:: What you need to do ::
Copy all lines below containing "Delivery".

-- Begin Task data --

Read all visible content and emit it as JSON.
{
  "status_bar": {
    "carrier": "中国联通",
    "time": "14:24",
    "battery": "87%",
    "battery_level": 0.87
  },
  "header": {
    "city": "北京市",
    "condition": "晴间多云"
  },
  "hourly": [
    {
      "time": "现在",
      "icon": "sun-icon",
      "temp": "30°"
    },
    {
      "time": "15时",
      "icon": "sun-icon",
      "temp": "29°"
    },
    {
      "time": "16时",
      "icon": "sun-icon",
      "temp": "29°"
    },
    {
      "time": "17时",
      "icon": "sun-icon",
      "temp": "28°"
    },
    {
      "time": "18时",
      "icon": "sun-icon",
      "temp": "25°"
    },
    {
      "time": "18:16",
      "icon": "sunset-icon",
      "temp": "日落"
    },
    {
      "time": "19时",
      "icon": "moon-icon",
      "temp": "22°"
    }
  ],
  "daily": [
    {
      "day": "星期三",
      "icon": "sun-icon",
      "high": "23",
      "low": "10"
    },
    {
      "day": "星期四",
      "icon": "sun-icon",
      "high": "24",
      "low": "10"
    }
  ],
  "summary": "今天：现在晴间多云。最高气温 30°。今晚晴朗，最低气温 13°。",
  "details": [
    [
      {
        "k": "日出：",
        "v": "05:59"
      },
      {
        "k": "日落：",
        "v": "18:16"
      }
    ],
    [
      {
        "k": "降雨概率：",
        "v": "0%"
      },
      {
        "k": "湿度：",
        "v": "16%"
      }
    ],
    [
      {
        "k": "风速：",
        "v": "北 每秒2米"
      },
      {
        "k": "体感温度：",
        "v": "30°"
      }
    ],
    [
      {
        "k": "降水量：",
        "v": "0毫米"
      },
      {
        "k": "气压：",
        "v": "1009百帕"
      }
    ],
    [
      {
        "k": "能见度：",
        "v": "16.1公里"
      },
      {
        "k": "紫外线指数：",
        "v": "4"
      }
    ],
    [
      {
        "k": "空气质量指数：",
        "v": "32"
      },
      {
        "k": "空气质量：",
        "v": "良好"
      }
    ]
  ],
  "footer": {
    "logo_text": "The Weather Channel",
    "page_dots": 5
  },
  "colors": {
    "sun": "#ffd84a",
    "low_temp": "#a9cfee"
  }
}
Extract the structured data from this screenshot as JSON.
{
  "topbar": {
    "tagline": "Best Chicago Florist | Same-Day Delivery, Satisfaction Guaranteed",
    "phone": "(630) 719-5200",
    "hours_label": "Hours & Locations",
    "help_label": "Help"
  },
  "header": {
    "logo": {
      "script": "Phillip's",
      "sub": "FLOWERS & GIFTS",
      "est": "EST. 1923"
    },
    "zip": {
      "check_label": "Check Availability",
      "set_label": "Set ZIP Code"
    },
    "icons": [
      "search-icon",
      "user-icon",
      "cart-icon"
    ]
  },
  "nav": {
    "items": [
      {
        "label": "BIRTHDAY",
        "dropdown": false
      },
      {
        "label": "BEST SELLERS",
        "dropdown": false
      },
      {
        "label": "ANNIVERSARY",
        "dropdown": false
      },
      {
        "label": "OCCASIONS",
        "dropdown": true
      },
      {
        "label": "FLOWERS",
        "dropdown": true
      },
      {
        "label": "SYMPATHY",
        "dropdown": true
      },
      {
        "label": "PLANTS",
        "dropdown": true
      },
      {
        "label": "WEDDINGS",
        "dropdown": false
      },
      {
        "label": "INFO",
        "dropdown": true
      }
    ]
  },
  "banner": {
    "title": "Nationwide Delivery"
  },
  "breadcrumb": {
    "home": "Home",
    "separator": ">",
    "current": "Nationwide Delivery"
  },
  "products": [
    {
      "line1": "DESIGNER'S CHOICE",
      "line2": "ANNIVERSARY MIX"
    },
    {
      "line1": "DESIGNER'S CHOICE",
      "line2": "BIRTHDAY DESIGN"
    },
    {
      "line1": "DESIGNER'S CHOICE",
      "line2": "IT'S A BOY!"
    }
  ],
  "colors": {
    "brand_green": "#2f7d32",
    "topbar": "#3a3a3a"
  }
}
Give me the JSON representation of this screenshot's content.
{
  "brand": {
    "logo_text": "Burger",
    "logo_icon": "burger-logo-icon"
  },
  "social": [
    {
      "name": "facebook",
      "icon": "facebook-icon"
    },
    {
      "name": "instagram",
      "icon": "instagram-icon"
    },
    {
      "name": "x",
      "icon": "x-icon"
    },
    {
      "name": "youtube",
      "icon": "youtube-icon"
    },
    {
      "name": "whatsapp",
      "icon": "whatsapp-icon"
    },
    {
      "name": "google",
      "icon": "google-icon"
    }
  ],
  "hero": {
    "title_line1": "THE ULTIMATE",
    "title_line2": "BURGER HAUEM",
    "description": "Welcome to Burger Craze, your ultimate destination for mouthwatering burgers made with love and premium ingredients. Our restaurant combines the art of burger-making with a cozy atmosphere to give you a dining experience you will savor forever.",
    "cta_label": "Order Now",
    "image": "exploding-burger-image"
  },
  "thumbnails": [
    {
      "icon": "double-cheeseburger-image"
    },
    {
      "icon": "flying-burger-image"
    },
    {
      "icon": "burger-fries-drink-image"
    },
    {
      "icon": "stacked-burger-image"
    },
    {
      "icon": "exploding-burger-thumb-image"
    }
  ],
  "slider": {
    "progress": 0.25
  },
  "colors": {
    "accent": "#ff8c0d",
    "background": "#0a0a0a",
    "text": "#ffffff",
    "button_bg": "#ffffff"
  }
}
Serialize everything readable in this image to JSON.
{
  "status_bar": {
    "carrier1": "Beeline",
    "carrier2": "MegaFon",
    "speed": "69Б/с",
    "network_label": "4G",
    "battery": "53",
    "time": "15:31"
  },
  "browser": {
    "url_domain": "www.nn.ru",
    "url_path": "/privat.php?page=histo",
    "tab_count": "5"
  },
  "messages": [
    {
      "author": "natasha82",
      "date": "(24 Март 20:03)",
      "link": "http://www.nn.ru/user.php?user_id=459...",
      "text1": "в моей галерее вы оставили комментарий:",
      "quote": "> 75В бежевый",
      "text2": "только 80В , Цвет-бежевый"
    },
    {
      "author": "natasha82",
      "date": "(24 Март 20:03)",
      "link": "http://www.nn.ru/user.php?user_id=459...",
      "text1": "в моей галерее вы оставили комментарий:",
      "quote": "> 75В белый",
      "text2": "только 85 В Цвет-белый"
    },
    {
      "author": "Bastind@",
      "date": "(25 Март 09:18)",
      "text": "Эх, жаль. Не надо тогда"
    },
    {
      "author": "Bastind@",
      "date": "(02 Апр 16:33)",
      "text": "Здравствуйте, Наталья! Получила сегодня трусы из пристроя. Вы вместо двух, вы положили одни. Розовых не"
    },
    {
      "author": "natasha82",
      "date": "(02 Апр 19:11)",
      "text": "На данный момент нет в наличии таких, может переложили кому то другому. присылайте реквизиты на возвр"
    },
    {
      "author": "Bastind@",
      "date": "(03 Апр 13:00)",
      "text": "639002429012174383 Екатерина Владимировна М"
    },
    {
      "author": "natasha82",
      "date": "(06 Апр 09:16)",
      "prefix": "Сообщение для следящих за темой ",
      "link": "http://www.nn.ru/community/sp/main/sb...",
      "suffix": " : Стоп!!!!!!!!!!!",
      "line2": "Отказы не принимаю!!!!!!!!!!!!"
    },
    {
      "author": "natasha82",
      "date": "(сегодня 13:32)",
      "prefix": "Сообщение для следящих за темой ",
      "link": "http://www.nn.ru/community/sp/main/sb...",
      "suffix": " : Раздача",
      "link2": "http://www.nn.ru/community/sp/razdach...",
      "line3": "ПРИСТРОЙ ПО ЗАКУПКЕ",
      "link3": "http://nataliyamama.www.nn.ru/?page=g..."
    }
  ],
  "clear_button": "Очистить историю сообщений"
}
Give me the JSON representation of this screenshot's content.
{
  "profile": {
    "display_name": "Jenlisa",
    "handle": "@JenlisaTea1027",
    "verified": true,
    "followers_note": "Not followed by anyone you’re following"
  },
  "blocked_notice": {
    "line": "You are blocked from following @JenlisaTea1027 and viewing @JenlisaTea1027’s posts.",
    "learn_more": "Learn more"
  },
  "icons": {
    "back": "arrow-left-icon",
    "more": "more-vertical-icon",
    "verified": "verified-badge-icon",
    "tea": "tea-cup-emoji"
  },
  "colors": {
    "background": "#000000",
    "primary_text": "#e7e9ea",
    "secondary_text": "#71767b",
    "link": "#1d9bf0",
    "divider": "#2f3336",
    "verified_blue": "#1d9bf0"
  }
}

-- End Task data --

:: Output of the exercise ::
    "tagline": "Best Chicago Florist | Same-Day Delivery, Satisfaction Guaranteed",
    "title": "Nationwide Delivery"
    "current": "Nationwide Delivery"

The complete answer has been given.